<<<<

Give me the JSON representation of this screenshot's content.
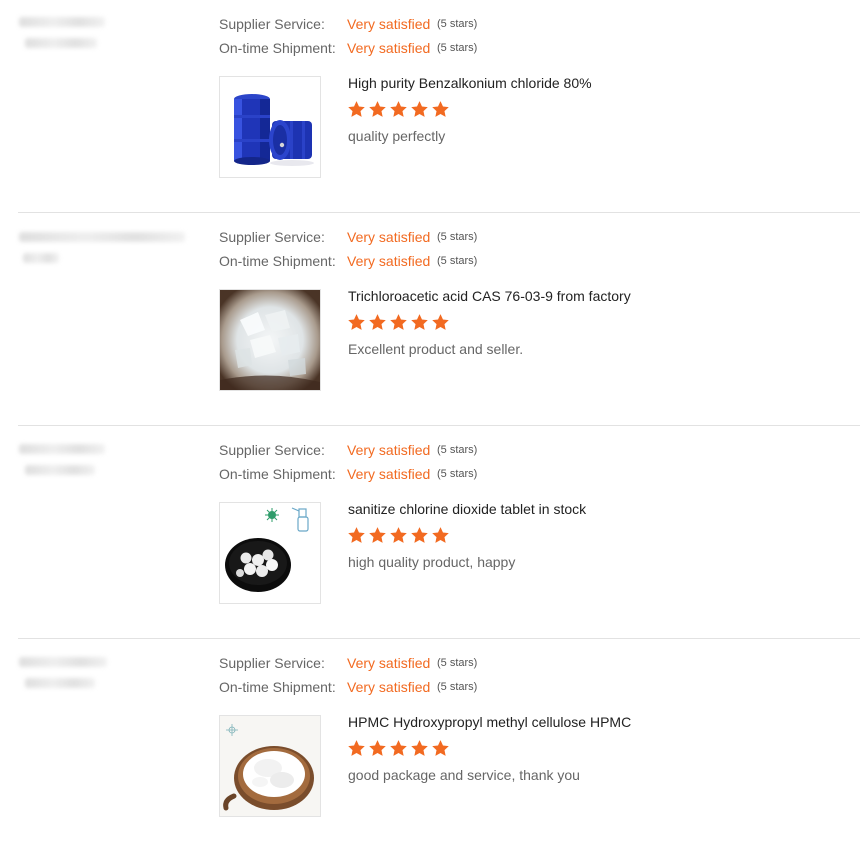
{
  "labels": {
    "supplier_service": "Supplier Service:",
    "ontime_shipment": "On-time Shipment:"
  },
  "colors": {
    "accent": "#f26a21",
    "star": "#f26a21"
  },
  "reviews": [
    {
      "supplier_service": {
        "value": "Very satisfied",
        "stars": "(5 stars)"
      },
      "ontime_shipment": {
        "value": "Very satisfied",
        "stars": "(5 stars)"
      },
      "product": {
        "title": "High purity Benzalkonium chloride 80%",
        "image_icon": "blue-barrels"
      },
      "rating": 5,
      "comment": "quality perfectly"
    },
    {
      "supplier_service": {
        "value": "Very satisfied",
        "stars": "(5 stars)"
      },
      "ontime_shipment": {
        "value": "Very satisfied",
        "stars": "(5 stars)"
      },
      "product": {
        "title": "Trichloroacetic acid CAS 76-03-9 from factory",
        "image_icon": "white-crystals-bag"
      },
      "rating": 5,
      "comment": "Excellent product and seller."
    },
    {
      "supplier_service": {
        "value": "Very satisfied",
        "stars": "(5 stars)"
      },
      "ontime_shipment": {
        "value": "Very satisfied",
        "stars": "(5 stars)"
      },
      "product": {
        "title": "sanitize chlorine dioxide tablet in stock",
        "image_icon": "tablets-in-bowl"
      },
      "rating": 5,
      "comment": "high quality product, happy"
    },
    {
      "supplier_service": {
        "value": "Very satisfied",
        "stars": "(5 stars)"
      },
      "ontime_shipment": {
        "value": "Very satisfied",
        "stars": "(5 stars)"
      },
      "product": {
        "title": "HPMC Hydroxypropyl methyl cellulose HPMC",
        "image_icon": "white-powder-wooden-bowl"
      },
      "rating": 5,
      "comment": "good package and service, thank you"
    }
  ]
}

>>>>

_Written exercise_
Give nothing but the count of lines in the listing above that hold the string "quality".

_Expected output_
2